Data excerpts:
⟨

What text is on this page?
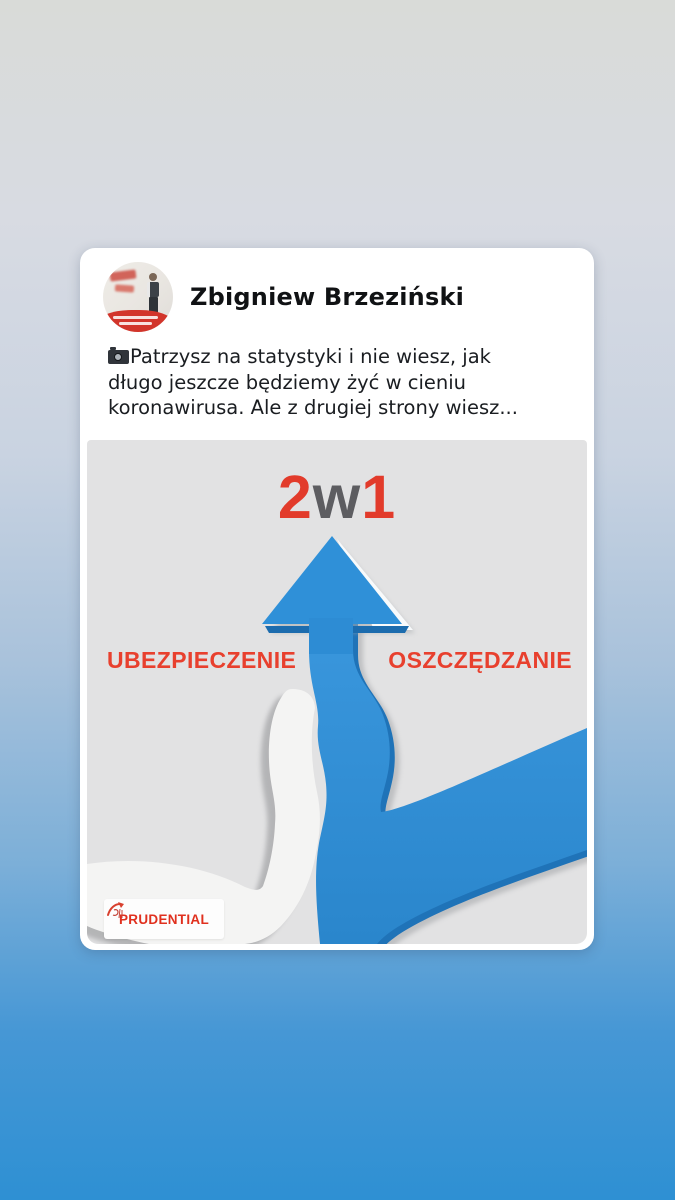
Zbigniew Brzeziński
Patrzysz na statystyki i nie wiesz, jak
długo jeszcze będziemy żyć w cieniu
koronawirusa. Ale z drugiej strony wiesz...
2w1
UBEZPIECZENIE	OSZCZĘDZANIE
PRUDENTIAL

⟩

> _Aim_
Output the entries above exactly. Drop the pictures.

> _Written answer_
What text is on this page?
Zbigniew Brzeziński
Patrzysz na statystyki i nie wiesz, jak
długo jeszcze będziemy żyć w cieniu
koronawirusa. Ale z drugiej strony wiesz...
2w1
UBEZPIECZENIE	OSZCZĘDZANIE
PRUDENTIAL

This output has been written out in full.